=== WHAT IS EXPECTED ===
Work out how many lines in the data hold the string "trimester". Reply with only that number.

=== PROVIDED RECORDS ===
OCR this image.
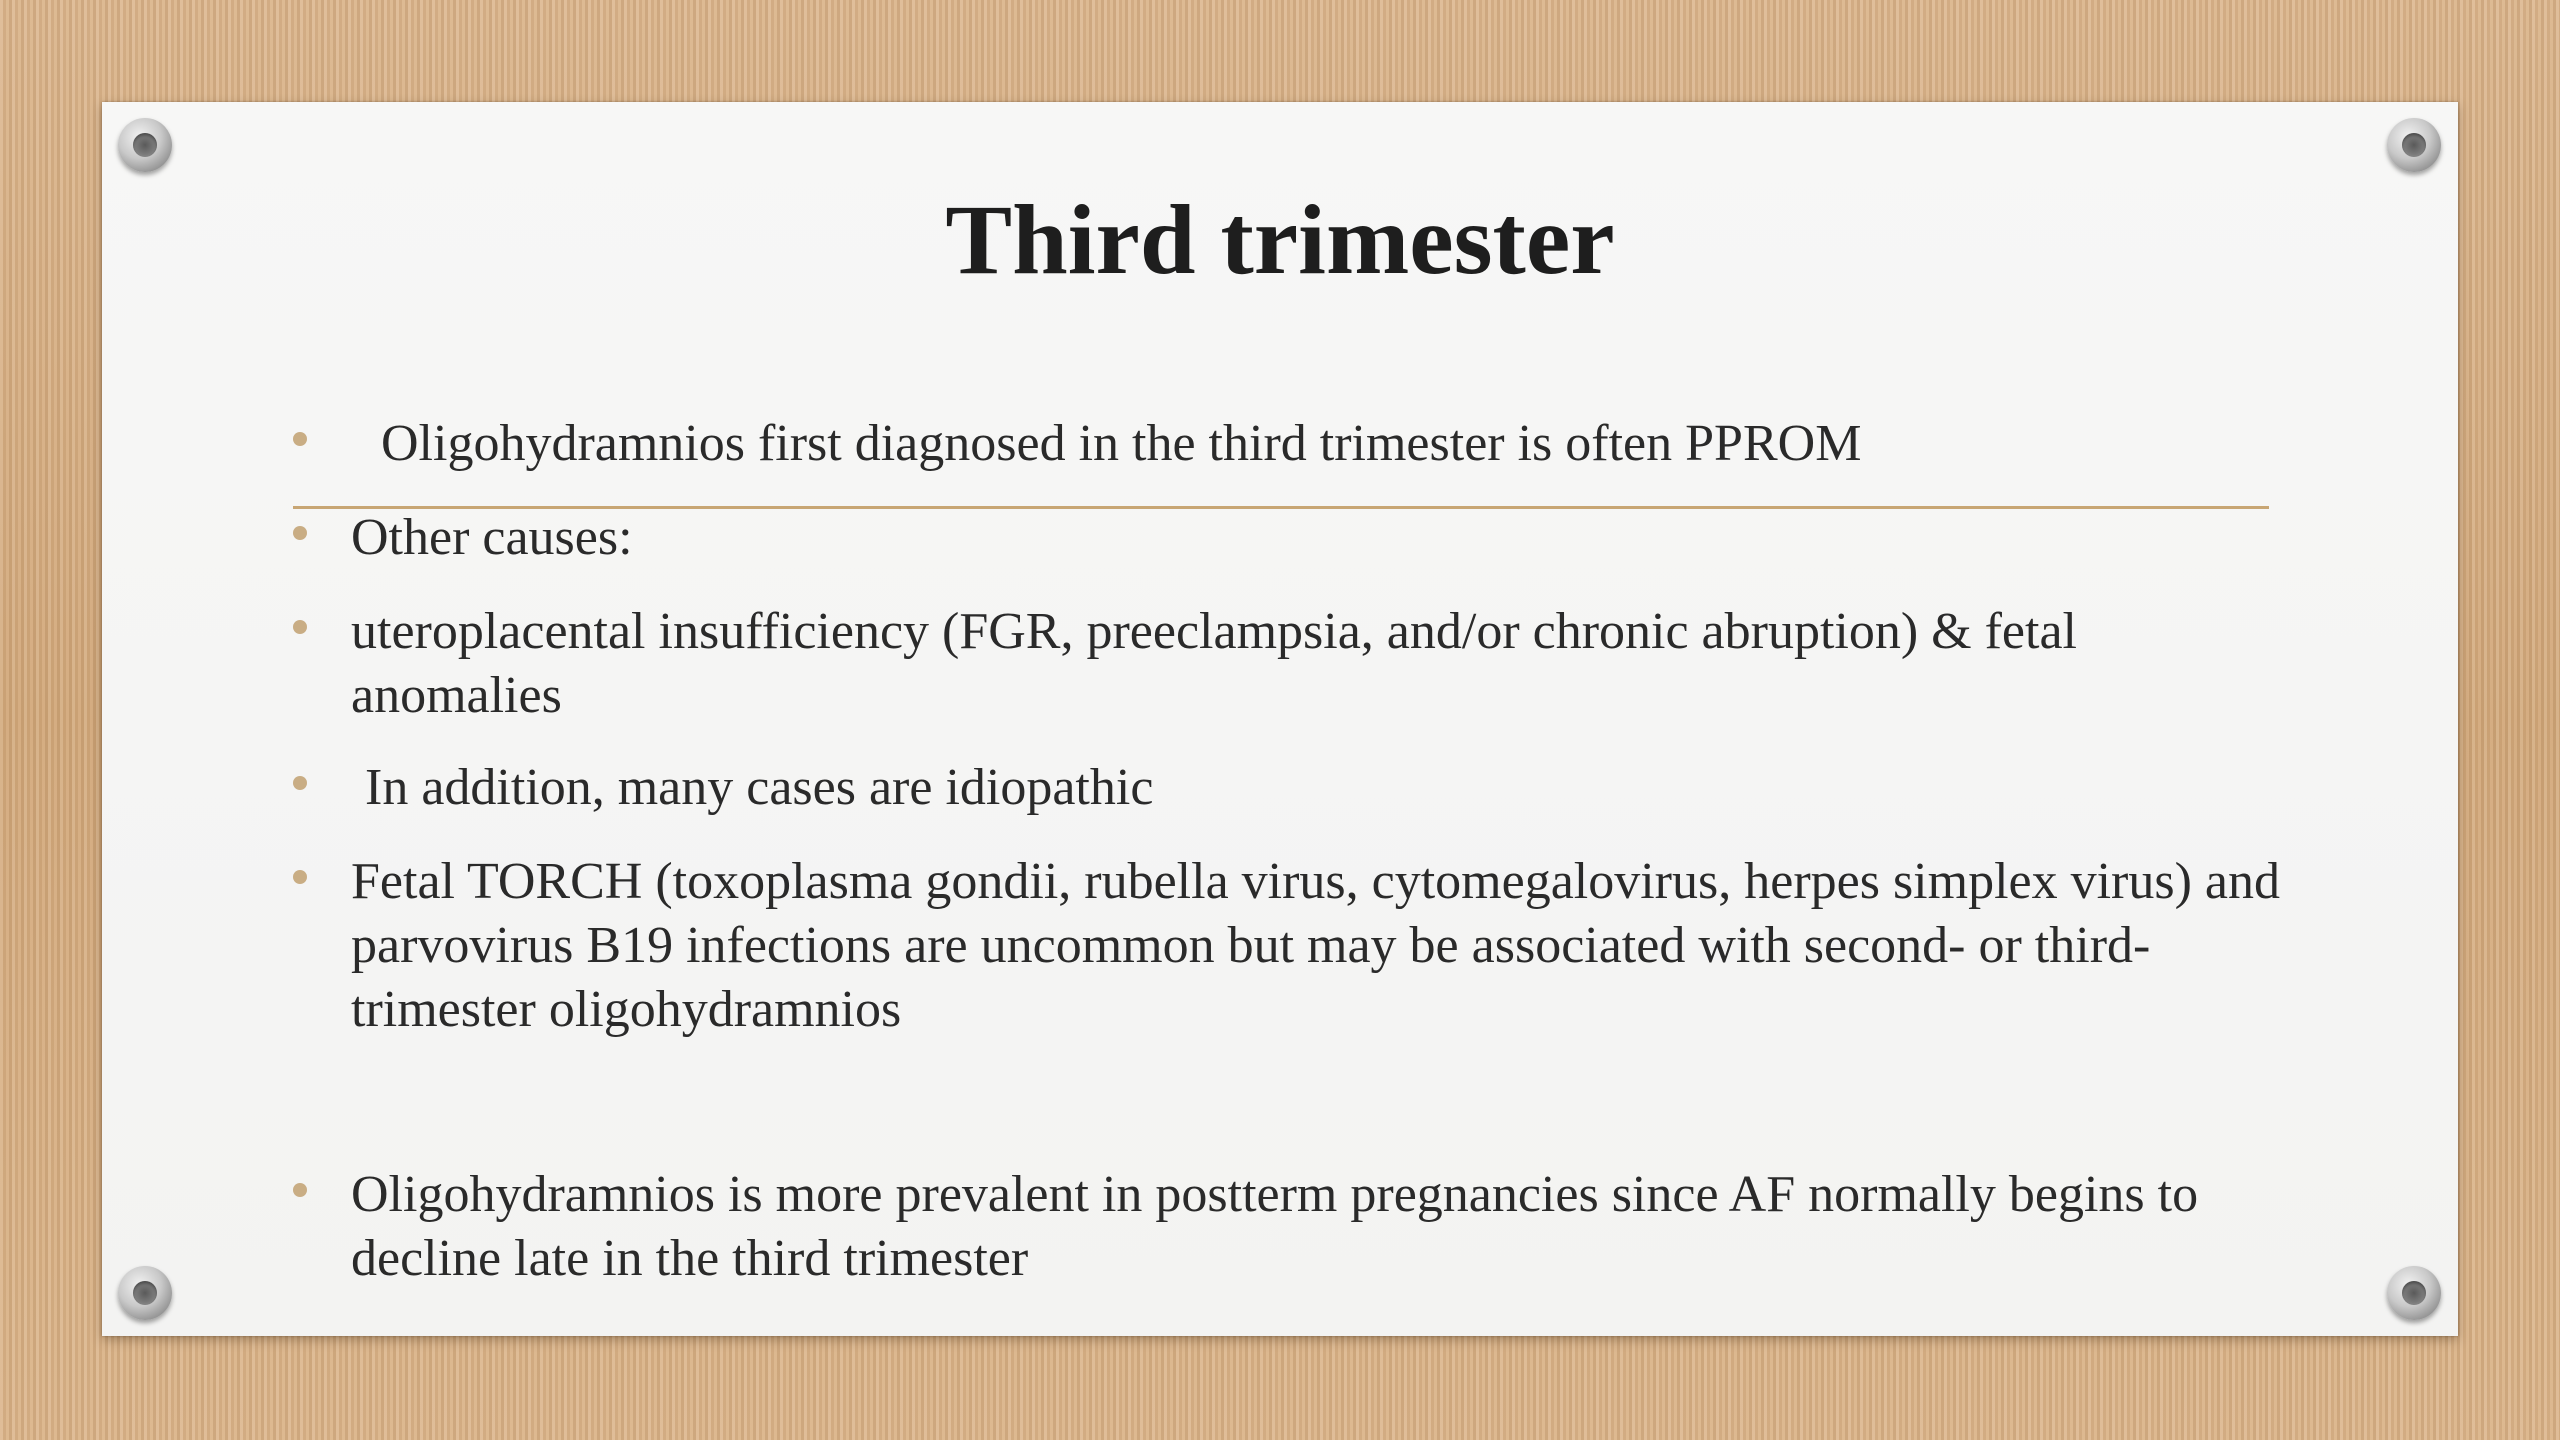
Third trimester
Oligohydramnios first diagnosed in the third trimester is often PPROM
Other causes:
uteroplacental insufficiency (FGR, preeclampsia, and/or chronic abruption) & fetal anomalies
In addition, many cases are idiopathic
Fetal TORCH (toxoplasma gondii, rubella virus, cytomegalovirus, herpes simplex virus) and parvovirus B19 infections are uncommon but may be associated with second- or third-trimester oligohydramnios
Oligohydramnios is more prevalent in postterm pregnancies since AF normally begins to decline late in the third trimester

=== SOLUTION BELOW ===
4